## Request:
Print all the data, keeping every line exactly as it is.

---------- Exercise input ----------

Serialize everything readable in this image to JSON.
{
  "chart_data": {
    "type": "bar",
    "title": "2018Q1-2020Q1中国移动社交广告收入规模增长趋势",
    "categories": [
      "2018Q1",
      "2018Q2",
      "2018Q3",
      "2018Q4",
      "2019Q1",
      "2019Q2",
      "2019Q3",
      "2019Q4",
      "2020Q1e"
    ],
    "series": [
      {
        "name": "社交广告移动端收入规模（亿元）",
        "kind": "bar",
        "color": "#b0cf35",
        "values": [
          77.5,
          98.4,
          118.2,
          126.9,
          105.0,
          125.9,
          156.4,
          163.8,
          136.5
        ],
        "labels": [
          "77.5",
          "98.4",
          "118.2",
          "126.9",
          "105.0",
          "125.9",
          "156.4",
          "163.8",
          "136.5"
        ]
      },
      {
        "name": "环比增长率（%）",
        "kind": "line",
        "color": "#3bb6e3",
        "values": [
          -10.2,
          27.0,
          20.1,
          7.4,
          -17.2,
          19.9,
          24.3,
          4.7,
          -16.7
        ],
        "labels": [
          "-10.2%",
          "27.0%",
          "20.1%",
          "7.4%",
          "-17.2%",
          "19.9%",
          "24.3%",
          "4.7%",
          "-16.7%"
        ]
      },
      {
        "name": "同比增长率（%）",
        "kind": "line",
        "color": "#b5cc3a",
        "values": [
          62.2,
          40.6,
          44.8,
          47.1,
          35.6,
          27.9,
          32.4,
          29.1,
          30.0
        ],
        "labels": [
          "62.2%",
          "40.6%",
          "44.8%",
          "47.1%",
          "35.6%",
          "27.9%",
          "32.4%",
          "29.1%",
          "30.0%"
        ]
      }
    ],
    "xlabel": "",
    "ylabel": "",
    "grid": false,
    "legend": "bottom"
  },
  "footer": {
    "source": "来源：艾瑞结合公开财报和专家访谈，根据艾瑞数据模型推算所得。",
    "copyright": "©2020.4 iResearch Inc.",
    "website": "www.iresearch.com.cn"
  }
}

----------

## Exercise output:
Serialize everything readable in this image to JSON.
{
  "chart_data": {
    "type": "bar",
    "title": "2018Q1-2020Q1中国移动社交广告收入规模增长趋势",
    "categories": [
      "2018Q1",
      "2018Q2",
      "2018Q3",
      "2018Q4",
      "2019Q1",
      "2019Q2",
      "2019Q3",
      "2019Q4",
      "2020Q1e"
    ],
    "series": [
      {
        "name": "社交广告移动端收入规模（亿元）",
        "kind": "bar",
        "color": "#b0cf35",
        "values": [
          77.5,
          98.4,
          118.2,
          126.9,
          105.0,
          125.9,
          156.4,
          163.8,
          136.5
        ],
        "labels": [
          "77.5",
          "98.4",
          "118.2",
          "126.9",
          "105.0",
          "125.9",
          "156.4",
          "163.8",
          "136.5"
        ]
      },
      {
        "name": "环比增长率（%）",
        "kind": "line",
        "color": "#3bb6e3",
        "values": [
          -10.2,
          27.0,
          20.1,
          7.4,
          -17.2,
          19.9,
          24.3,
          4.7,
          -16.7
        ],
        "labels": [
          "-10.2%",
          "27.0%",
          "20.1%",
          "7.4%",
          "-17.2%",
          "19.9%",
          "24.3%",
          "4.7%",
          "-16.7%"
        ]
      },
      {
        "name": "同比增长率（%）",
        "kind": "line",
        "color": "#b5cc3a",
        "values": [
          62.2,
          40.6,
          44.8,
          47.1,
          35.6,
          27.9,
          32.4,
          29.1,
          30.0
        ],
        "labels": [
          "62.2%",
          "40.6%",
          "44.8%",
          "47.1%",
          "35.6%",
          "27.9%",
          "32.4%",
          "29.1%",
          "30.0%"
        ]
      }
    ],
    "xlabel": "",
    "ylabel": "",
    "grid": false,
    "legend": "bottom"
  },
  "footer": {
    "source": "来源：艾瑞结合公开财报和专家访谈，根据艾瑞数据模型推算所得。",
    "copyright": "©2020.4 iResearch Inc.",
    "website": "www.iresearch.com.cn"
  }
}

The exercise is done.